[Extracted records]
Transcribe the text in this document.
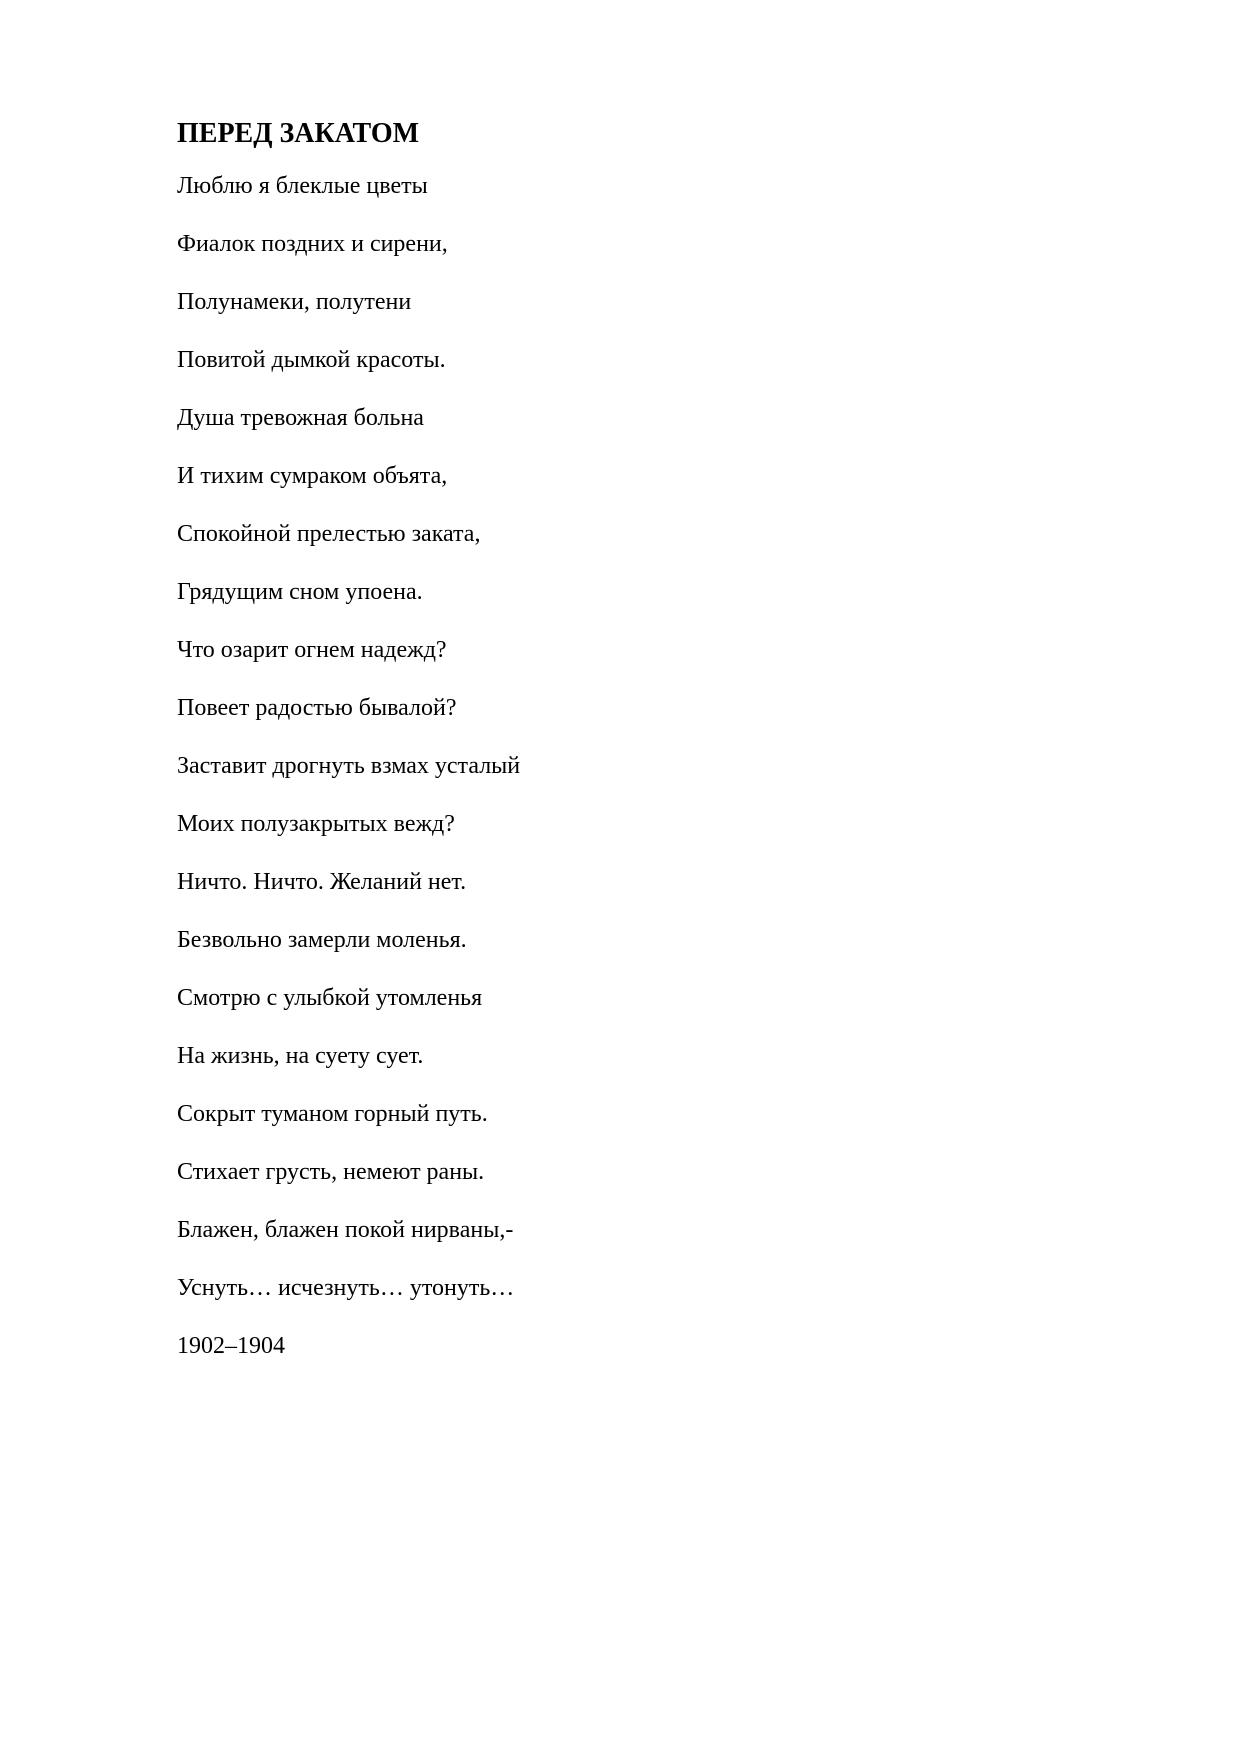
ПЕРЕД ЗАКАТОМ
Люблю я блеклые цветы
Фиалок поздних и сирени,
Полунамеки, полутени
Повитой дымкой красоты.
Душа тревожная больна
И тихим сумраком объята,
Спокойной прелестью заката,
Грядущим сном упоена.
Что озарит огнем надежд?
Повеет радостью бывалой?
Заставит дрогнуть взмах усталый
Моих полузакрытых вежд?
Ничто. Ничто. Желаний нет.
Безвольно замерли моленья.
Смотрю с улыбкой утомленья
На жизнь, на суету сует.
Сокрыт туманом горный путь.
Стихает грусть, немеют раны.
Блажен, блажен покой нирваны,-
Уснуть… исчезнуть… утонуть…
1902–1904
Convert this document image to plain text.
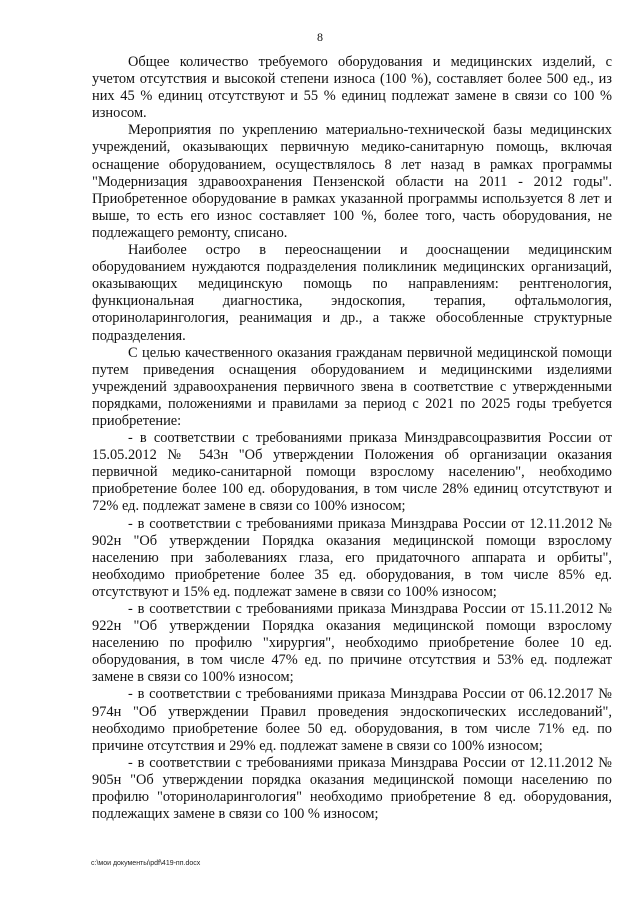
8

Общее количество требуемого оборудования и медицинских изделий, с учетом отсутствия и высокой степени износа (100 %), составляет более 500 ед., из них 45 % единиц отсутствуют и 55 % единиц подлежат замене в связи со 100 % износом.

Мероприятия по укреплению материально-технической базы медицинских учреждений, оказывающих первичную медико-санитарную помощь, включая оснащение оборудованием, осуществлялось 8 лет назад в рамках программы "Модернизация здравоохранения Пензенской области на 2011 - 2012 годы". Приобретенное оборудование в рамках указанной программы используется 8 лет и выше, то есть его износ составляет 100 %, более того, часть оборудования, не подлежащего ремонту, списано.

Наиболее остро в переоснащении и дооснащении медицинским оборудованием нуждаются подразделения поликлиник медицинских организаций, оказывающих медицинскую помощь по направлениям: рентгенология, функциональная диагностика, эндоскопия, терапия, офтальмология, оториноларингология, реанимация и др., а также обособленные структурные подразделения.

С целью качественного оказания гражданам первичной медицинской помощи путем приведения оснащения оборудованием и медицинскими изделиями учреждений здравоохранения первичного звена в соответствие с утвержденными порядками, положениями и правилами за период с 2021 по 2025 годы требуется приобретение:

- в соответствии с требованиями приказа Минздравсоцразвития России от 15.05.2012 № 543н "Об утверждении Положения об организации оказания первичной медико-санитарной помощи взрослому населению", необходимо приобретение более 100 ед. оборудования, в том числе 28% единиц отсутствуют и 72% ед. подлежат замене в связи со 100% износом;

- в соответствии с требованиями приказа Минздрава России от 12.11.2012 № 902н "Об утверждении Порядка оказания медицинской помощи взрослому населению при заболеваниях глаза, его придаточного аппарата и орбиты", необходимо приобретение более 35 ед. оборудования, в том числе 85% ед. отсутствуют и 15% ед. подлежат замене в связи со 100% износом;

- в соответствии с требованиями приказа Минздрава России от 15.11.2012 № 922н "Об утверждении Порядка оказания медицинской помощи взрослому населению по профилю "хирургия", необходимо приобретение более 10 ед. оборудования, в том числе 47% ед. по причине отсутствия и 53% ед. подлежат замене в связи со 100% износом;

- в соответствии с требованиями приказа Минздрава России от 06.12.2017 № 974н "Об утверждении Правил проведения эндоскопических исследований", необходимо приобретение более 50 ед. оборудования, в том числе 71% ед. по причине отсутствия и 29% ед. подлежат замене в связи со 100% износом;

- в соответствии с требованиями приказа Минздрава России от 12.11.2012 № 905н "Об утверждении порядка оказания медицинской помощи населению по профилю "оториноларингология" необходимо приобретение 8 ед. оборудования, подлежащих замене в связи со 100 % износом;

c:\мои документы\pdf\419-пп.docx
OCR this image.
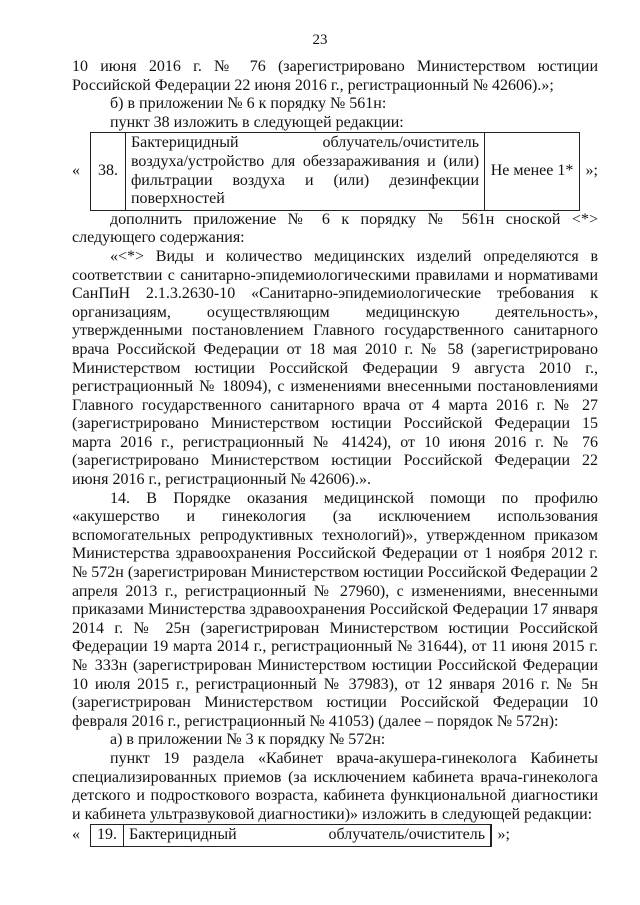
23

10 июня 2016 г. № 76 (зарегистрировано Министерством юстиции Российской Федерации 22 июня 2016 г., регистрационный № 42606).»;

б) в приложении № 6 к порядку № 561н:

пункт 38 изложить в следующей редакции:

«	38.	
Бактерицидный облучатель/очиститель
воздуха/устройство для обеззараживания и (или)
фильтрации воздуха и (или) дезинфекции
поверхностей
	Не менее 1* »;

дополнить приложение № 6 к порядку № 561н сноской <*> следующего содержания:

«<*> Виды и количество медицинских изделий определяются в соответствии с санитарно-эпидемиологическими правилами и нормативами СанПиН 2.1.3.2630-10 «Санитарно-эпидемиологические требования к организациям, осуществляющим медицинскую деятельность», утвержденными постановлением Главного государственного санитарного врача Российской Федерации от 18 мая 2010 г. № 58 (зарегистрировано Министерством юстиции Российской Федерации 9 августа 2010 г., регистрационный № 18094), с изменениями внесенными постановлениями Главного государственного санитарного врача от 4 марта 2016 г. № 27 (зарегистрировано Министерством юстиции Российской Федерации 15 марта 2016 г., регистрационный № 41424), от 10 июня 2016 г. № 76 (зарегистрировано Министерством юстиции Российской Федерации 22 июня 2016 г., регистрационный № 42606).».

14. В Порядке оказания медицинской помощи по профилю «акушерство и гинекология (за исключением использования вспомогательных репродуктивных технологий)», утвержденном приказом Министерства здравоохранения Российской Федерации от 1 ноября 2012 г. № 572н (зарегистрирован Министерством юстиции Российской Федерации 2 апреля 2013 г., регистрационный № 27960), с изменениями, внесенными приказами Министерства здравоохранения Российской Федерации 17 января 2014 г. № 25н (зарегистрирован Министерством юстиции Российской Федерации 19 марта 2014 г., регистрационный № 31644), от 11 июня 2015 г. № 333н (зарегистрирован Министерством юстиции Российской Федерации 10 июля 2015 г., регистрационный № 37983), от 12 января 2016 г. № 5н (зарегистрирован Министерством юстиции Российской Федерации 10 февраля 2016 г., регистрационный № 41053) (далее – порядок № 572н):

а) в приложении № 3 к порядку № 572н:

пункт 19 раздела «Кабинет врача-акушера-гинеколога Кабинеты специализированных приемов (за исключением кабинета врача-гинеколога детского и подросткового возраста, кабинета функциональной диагностики и кабинета ультразвуковой диагностики)» изложить в следующей редакции:

«	19.	Бактерицидный облучатель/очиститель	»;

# STATED TASK:
Where a line above contains the string "причине", copy that line.

# REPLY:
- в соответствии с требованиями приказа Минздрава России от 15.11.2012 № 922н "Об утверждении Порядка оказания медицинской помощи взрослому населению по профилю "хирургия", необходимо приобретение более 10 ед. оборудования, в том числе 47% ед. по причине отсутствия и 53% ед. подлежат замене в связи со 100% износом;
- в соответствии с требованиями приказа Минздрава России от 06.12.2017 № 974н "Об утверждении Правил проведения эндоскопических исследований", необходимо приобретение более 50 ед. оборудования, в том числе 71% ед. по причине отсутствия и 29% ед. подлежат замене в связи со 100% износом;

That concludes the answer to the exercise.